Give back the whole listing exactly as shown.

» **Records for this exercise**:

----------------

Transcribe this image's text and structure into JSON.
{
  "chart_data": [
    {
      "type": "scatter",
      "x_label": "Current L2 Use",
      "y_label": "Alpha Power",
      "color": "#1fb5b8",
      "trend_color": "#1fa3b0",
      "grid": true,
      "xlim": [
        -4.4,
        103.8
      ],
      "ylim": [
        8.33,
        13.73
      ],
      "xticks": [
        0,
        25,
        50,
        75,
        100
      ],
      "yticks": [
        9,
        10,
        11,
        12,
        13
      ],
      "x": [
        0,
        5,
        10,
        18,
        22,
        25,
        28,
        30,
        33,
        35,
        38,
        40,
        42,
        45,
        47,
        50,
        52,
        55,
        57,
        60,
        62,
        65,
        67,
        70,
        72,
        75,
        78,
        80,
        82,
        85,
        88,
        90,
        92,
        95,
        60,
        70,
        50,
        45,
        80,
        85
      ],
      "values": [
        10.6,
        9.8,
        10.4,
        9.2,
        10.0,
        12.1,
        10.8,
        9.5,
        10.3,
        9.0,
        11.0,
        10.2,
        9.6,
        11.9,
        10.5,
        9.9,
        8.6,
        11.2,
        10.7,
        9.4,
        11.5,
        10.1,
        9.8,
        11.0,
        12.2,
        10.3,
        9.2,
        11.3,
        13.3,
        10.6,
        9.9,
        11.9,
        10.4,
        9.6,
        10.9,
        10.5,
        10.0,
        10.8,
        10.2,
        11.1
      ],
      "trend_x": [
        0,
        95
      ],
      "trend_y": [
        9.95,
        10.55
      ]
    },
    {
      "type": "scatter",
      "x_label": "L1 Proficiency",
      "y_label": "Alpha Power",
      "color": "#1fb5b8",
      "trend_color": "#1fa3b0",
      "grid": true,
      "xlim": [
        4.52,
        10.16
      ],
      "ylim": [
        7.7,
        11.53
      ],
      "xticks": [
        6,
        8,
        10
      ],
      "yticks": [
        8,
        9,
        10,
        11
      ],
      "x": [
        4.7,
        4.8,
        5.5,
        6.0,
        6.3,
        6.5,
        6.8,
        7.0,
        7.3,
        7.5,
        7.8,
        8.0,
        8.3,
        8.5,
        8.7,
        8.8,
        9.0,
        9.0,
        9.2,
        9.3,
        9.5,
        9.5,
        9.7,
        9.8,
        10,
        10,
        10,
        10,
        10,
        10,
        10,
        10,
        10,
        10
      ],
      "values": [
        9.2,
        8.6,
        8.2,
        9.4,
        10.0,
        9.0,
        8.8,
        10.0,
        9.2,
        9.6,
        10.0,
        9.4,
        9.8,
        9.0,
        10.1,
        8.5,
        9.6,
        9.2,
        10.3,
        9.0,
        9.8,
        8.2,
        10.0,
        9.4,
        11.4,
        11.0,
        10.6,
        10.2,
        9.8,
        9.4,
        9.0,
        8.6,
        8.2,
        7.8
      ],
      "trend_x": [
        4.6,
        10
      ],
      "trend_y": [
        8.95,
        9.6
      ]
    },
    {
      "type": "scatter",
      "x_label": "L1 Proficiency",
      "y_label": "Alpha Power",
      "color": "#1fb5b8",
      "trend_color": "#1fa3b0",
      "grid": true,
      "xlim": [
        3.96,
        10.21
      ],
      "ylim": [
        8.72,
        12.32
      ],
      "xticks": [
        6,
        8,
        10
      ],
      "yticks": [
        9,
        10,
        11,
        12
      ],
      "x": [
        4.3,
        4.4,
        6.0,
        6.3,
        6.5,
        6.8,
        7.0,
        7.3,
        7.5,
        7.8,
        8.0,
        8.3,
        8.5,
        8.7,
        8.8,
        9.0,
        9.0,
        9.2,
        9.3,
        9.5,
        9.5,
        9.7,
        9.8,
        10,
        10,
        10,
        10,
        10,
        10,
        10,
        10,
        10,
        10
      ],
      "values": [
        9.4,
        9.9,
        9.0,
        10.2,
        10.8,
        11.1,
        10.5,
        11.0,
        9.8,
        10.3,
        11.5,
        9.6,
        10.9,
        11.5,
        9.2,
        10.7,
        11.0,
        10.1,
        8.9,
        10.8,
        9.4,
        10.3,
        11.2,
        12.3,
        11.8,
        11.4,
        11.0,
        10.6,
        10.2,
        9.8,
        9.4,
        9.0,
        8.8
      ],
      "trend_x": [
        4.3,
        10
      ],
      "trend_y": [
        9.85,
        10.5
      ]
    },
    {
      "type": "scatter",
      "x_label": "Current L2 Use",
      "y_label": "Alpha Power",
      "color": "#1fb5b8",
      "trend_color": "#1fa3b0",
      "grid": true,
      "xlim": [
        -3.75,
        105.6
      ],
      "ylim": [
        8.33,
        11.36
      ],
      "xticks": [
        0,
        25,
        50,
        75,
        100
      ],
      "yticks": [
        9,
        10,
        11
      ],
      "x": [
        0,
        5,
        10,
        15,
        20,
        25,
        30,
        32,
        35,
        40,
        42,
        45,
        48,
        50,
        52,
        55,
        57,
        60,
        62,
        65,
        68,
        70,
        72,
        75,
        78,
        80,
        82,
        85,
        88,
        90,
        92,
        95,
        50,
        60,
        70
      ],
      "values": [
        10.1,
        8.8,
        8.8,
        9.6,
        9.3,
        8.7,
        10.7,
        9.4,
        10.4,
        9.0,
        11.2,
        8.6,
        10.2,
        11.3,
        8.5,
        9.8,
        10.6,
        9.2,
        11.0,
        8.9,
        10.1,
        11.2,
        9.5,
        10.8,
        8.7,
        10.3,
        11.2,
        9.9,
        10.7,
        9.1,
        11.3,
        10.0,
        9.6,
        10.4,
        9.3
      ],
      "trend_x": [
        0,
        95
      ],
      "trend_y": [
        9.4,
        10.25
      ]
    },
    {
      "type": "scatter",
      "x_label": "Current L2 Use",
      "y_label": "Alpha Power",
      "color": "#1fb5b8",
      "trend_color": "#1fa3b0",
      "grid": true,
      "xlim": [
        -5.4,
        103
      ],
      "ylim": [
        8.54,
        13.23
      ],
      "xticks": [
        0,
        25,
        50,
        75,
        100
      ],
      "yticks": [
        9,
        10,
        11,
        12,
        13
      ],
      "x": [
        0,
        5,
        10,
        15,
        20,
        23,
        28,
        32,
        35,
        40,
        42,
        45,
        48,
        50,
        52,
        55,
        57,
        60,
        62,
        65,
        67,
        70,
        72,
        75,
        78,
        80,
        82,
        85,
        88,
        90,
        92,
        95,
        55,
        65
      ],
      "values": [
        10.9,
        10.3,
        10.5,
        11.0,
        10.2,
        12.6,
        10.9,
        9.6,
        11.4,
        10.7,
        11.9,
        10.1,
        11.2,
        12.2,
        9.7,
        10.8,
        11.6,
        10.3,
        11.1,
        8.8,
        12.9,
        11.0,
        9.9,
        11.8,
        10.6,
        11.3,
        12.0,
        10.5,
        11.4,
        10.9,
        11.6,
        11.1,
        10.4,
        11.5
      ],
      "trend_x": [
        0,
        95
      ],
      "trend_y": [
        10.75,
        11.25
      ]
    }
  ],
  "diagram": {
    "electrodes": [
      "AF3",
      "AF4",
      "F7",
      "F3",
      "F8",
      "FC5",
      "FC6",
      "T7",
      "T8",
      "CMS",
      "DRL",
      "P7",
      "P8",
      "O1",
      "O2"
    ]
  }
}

----------------

» **Answer to the problem**:
Transcribe this image's text and structure into JSON.
{
  "chart_data": [
    {
      "type": "scatter",
      "x_label": "Current L2 Use",
      "y_label": "Alpha Power",
      "color": "#1fb5b8",
      "trend_color": "#1fa3b0",
      "grid": true,
      "xlim": [
        -4.4,
        103.8
      ],
      "ylim": [
        8.33,
        13.73
      ],
      "xticks": [
        0,
        25,
        50,
        75,
        100
      ],
      "yticks": [
        9,
        10,
        11,
        12,
        13
      ],
      "x": [
        0,
        5,
        10,
        18,
        22,
        25,
        28,
        30,
        33,
        35,
        38,
        40,
        42,
        45,
        47,
        50,
        52,
        55,
        57,
        60,
        62,
        65,
        67,
        70,
        72,
        75,
        78,
        80,
        82,
        85,
        88,
        90,
        92,
        95,
        60,
        70,
        50,
        45,
        80,
        85
      ],
      "values": [
        10.6,
        9.8,
        10.4,
        9.2,
        10.0,
        12.1,
        10.8,
        9.5,
        10.3,
        9.0,
        11.0,
        10.2,
        9.6,
        11.9,
        10.5,
        9.9,
        8.6,
        11.2,
        10.7,
        9.4,
        11.5,
        10.1,
        9.8,
        11.0,
        12.2,
        10.3,
        9.2,
        11.3,
        13.3,
        10.6,
        9.9,
        11.9,
        10.4,
        9.6,
        10.9,
        10.5,
        10.0,
        10.8,
        10.2,
        11.1
      ],
      "trend_x": [
        0,
        95
      ],
      "trend_y": [
        9.95,
        10.55
      ]
    },
    {
      "type": "scatter",
      "x_label": "L1 Proficiency",
      "y_label": "Alpha Power",
      "color": "#1fb5b8",
      "trend_color": "#1fa3b0",
      "grid": true,
      "xlim": [
        4.52,
        10.16
      ],
      "ylim": [
        7.7,
        11.53
      ],
      "xticks": [
        6,
        8,
        10
      ],
      "yticks": [
        8,
        9,
        10,
        11
      ],
      "x": [
        4.7,
        4.8,
        5.5,
        6.0,
        6.3,
        6.5,
        6.8,
        7.0,
        7.3,
        7.5,
        7.8,
        8.0,
        8.3,
        8.5,
        8.7,
        8.8,
        9.0,
        9.0,
        9.2,
        9.3,
        9.5,
        9.5,
        9.7,
        9.8,
        10,
        10,
        10,
        10,
        10,
        10,
        10,
        10,
        10,
        10
      ],
      "values": [
        9.2,
        8.6,
        8.2,
        9.4,
        10.0,
        9.0,
        8.8,
        10.0,
        9.2,
        9.6,
        10.0,
        9.4,
        9.8,
        9.0,
        10.1,
        8.5,
        9.6,
        9.2,
        10.3,
        9.0,
        9.8,
        8.2,
        10.0,
        9.4,
        11.4,
        11.0,
        10.6,
        10.2,
        9.8,
        9.4,
        9.0,
        8.6,
        8.2,
        7.8
      ],
      "trend_x": [
        4.6,
        10
      ],
      "trend_y": [
        8.95,
        9.6
      ]
    },
    {
      "type": "scatter",
      "x_label": "L1 Proficiency",
      "y_label": "Alpha Power",
      "color": "#1fb5b8",
      "trend_color": "#1fa3b0",
      "grid": true,
      "xlim": [
        3.96,
        10.21
      ],
      "ylim": [
        8.72,
        12.32
      ],
      "xticks": [
        6,
        8,
        10
      ],
      "yticks": [
        9,
        10,
        11,
        12
      ],
      "x": [
        4.3,
        4.4,
        6.0,
        6.3,
        6.5,
        6.8,
        7.0,
        7.3,
        7.5,
        7.8,
        8.0,
        8.3,
        8.5,
        8.7,
        8.8,
        9.0,
        9.0,
        9.2,
        9.3,
        9.5,
        9.5,
        9.7,
        9.8,
        10,
        10,
        10,
        10,
        10,
        10,
        10,
        10,
        10,
        10
      ],
      "values": [
        9.4,
        9.9,
        9.0,
        10.2,
        10.8,
        11.1,
        10.5,
        11.0,
        9.8,
        10.3,
        11.5,
        9.6,
        10.9,
        11.5,
        9.2,
        10.7,
        11.0,
        10.1,
        8.9,
        10.8,
        9.4,
        10.3,
        11.2,
        12.3,
        11.8,
        11.4,
        11.0,
        10.6,
        10.2,
        9.8,
        9.4,
        9.0,
        8.8
      ],
      "trend_x": [
        4.3,
        10
      ],
      "trend_y": [
        9.85,
        10.5
      ]
    },
    {
      "type": "scatter",
      "x_label": "Current L2 Use",
      "y_label": "Alpha Power",
      "color": "#1fb5b8",
      "trend_color": "#1fa3b0",
      "grid": true,
      "xlim": [
        -3.75,
        105.6
      ],
      "ylim": [
        8.33,
        11.36
      ],
      "xticks": [
        0,
        25,
        50,
        75,
        100
      ],
      "yticks": [
        9,
        10,
        11
      ],
      "x": [
        0,
        5,
        10,
        15,
        20,
        25,
        30,
        32,
        35,
        40,
        42,
        45,
        48,
        50,
        52,
        55,
        57,
        60,
        62,
        65,
        68,
        70,
        72,
        75,
        78,
        80,
        82,
        85,
        88,
        90,
        92,
        95,
        50,
        60,
        70
      ],
      "values": [
        10.1,
        8.8,
        8.8,
        9.6,
        9.3,
        8.7,
        10.7,
        9.4,
        10.4,
        9.0,
        11.2,
        8.6,
        10.2,
        11.3,
        8.5,
        9.8,
        10.6,
        9.2,
        11.0,
        8.9,
        10.1,
        11.2,
        9.5,
        10.8,
        8.7,
        10.3,
        11.2,
        9.9,
        10.7,
        9.1,
        11.3,
        10.0,
        9.6,
        10.4,
        9.3
      ],
      "trend_x": [
        0,
        95
      ],
      "trend_y": [
        9.4,
        10.25
      ]
    },
    {
      "type": "scatter",
      "x_label": "Current L2 Use",
      "y_label": "Alpha Power",
      "color": "#1fb5b8",
      "trend_color": "#1fa3b0",
      "grid": true,
      "xlim": [
        -5.4,
        103
      ],
      "ylim": [
        8.54,
        13.23
      ],
      "xticks": [
        0,
        25,
        50,
        75,
        100
      ],
      "yticks": [
        9,
        10,
        11,
        12,
        13
      ],
      "x": [
        0,
        5,
        10,
        15,
        20,
        23,
        28,
        32,
        35,
        40,
        42,
        45,
        48,
        50,
        52,
        55,
        57,
        60,
        62,
        65,
        67,
        70,
        72,
        75,
        78,
        80,
        82,
        85,
        88,
        90,
        92,
        95,
        55,
        65
      ],
      "values": [
        10.9,
        10.3,
        10.5,
        11.0,
        10.2,
        12.6,
        10.9,
        9.6,
        11.4,
        10.7,
        11.9,
        10.1,
        11.2,
        12.2,
        9.7,
        10.8,
        11.6,
        10.3,
        11.1,
        8.8,
        12.9,
        11.0,
        9.9,
        11.8,
        10.6,
        11.3,
        12.0,
        10.5,
        11.4,
        10.9,
        11.6,
        11.1,
        10.4,
        11.5
      ],
      "trend_x": [
        0,
        95
      ],
      "trend_y": [
        10.75,
        11.25
      ]
    }
  ],
  "diagram": {
    "electrodes": [
      "AF3",
      "AF4",
      "F7",
      "F3",
      "F8",
      "FC5",
      "FC6",
      "T7",
      "T8",
      "CMS",
      "DRL",
      "P7",
      "P8",
      "O1",
      "O2"
    ]
  }
}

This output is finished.